■ **WHAT IS NEEDED**
Return all lines that include the string "content".

Figure collection entries
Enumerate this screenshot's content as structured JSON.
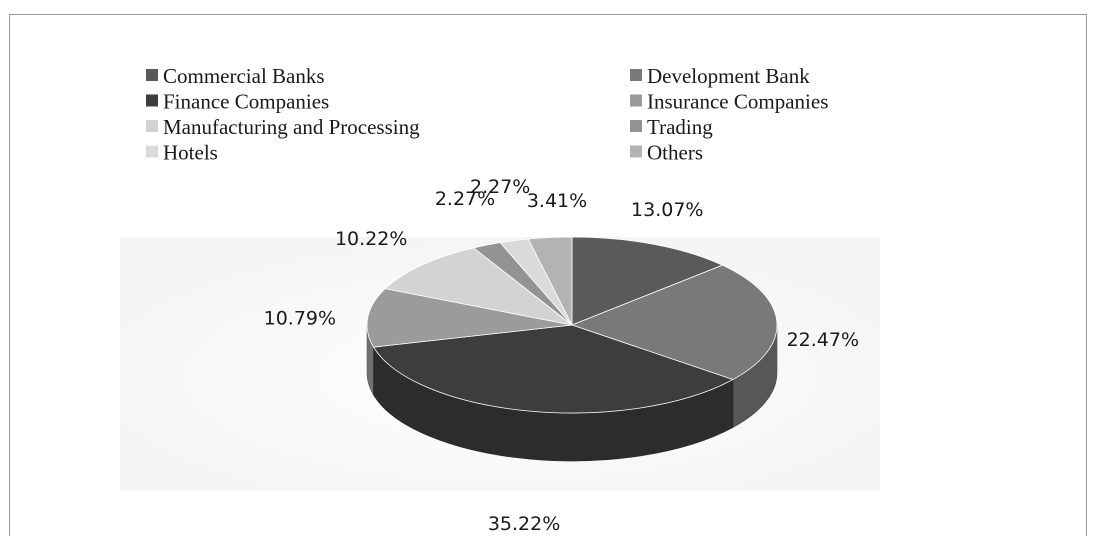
{
  "chart_data": {
    "type": "pie",
    "style": "3d",
    "legend_position": "top",
    "categories": [
      "Commercial Banks",
      "Development Bank",
      "Finance Companies",
      "Insurance Companies",
      "Manufacturing and Processing",
      "Trading",
      "Hotels",
      "Others"
    ],
    "values": [
      13.07,
      22.47,
      35.22,
      10.79,
      10.22,
      2.27,
      2.27,
      3.41
    ],
    "labels": [
      "13.07%",
      "22.47%",
      "35.22%",
      "10.79%",
      "10.22%",
      "2.27%",
      "2.27%",
      "3.41%"
    ],
    "colors": [
      "#5a5a5a",
      "#797979",
      "#3d3d3d",
      "#9b9b9b",
      "#d3d3d3",
      "#939393",
      "#dadada",
      "#b3b3b3"
    ]
  }
}
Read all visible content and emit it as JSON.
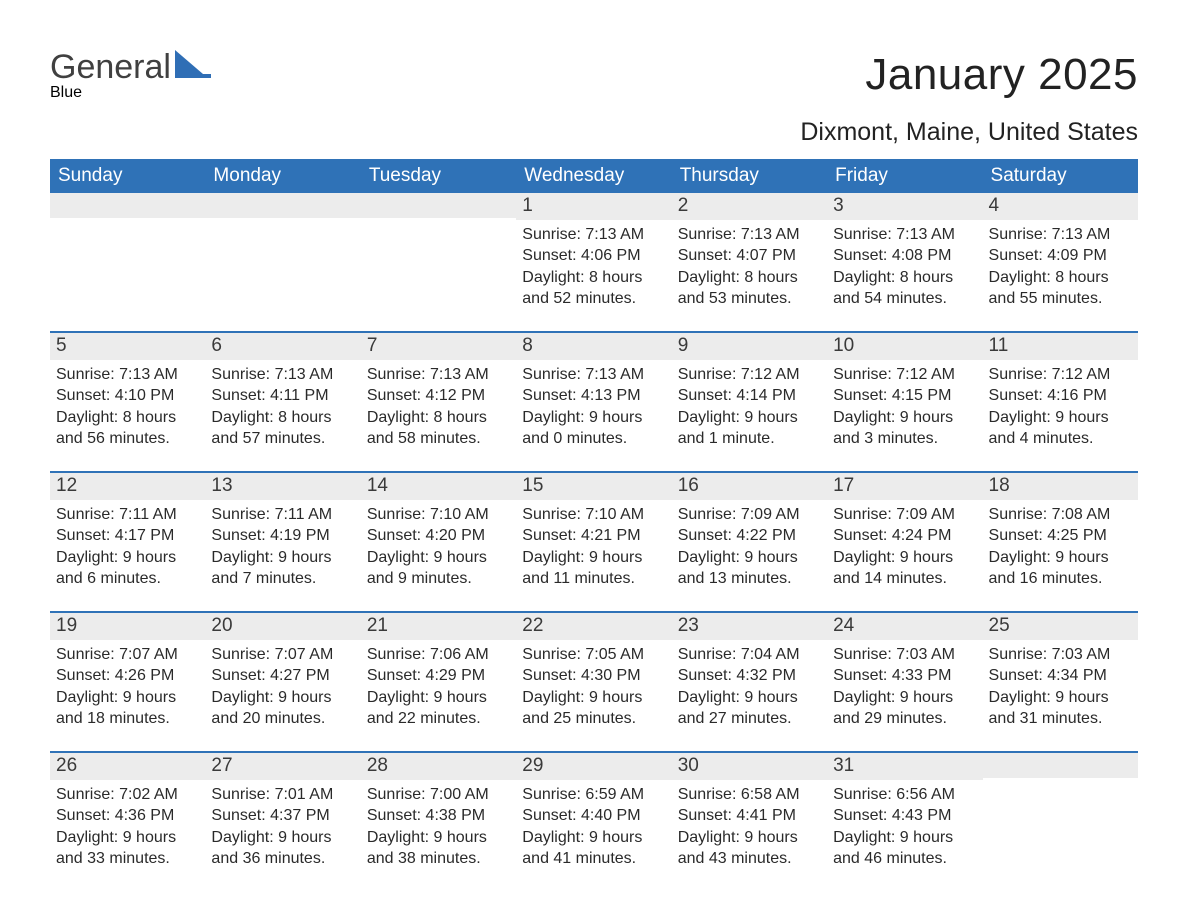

■ **WORKED ANSWER**
Enumerate this screenshot's content as structured JSON.
Read all visible content and emit it as JSON.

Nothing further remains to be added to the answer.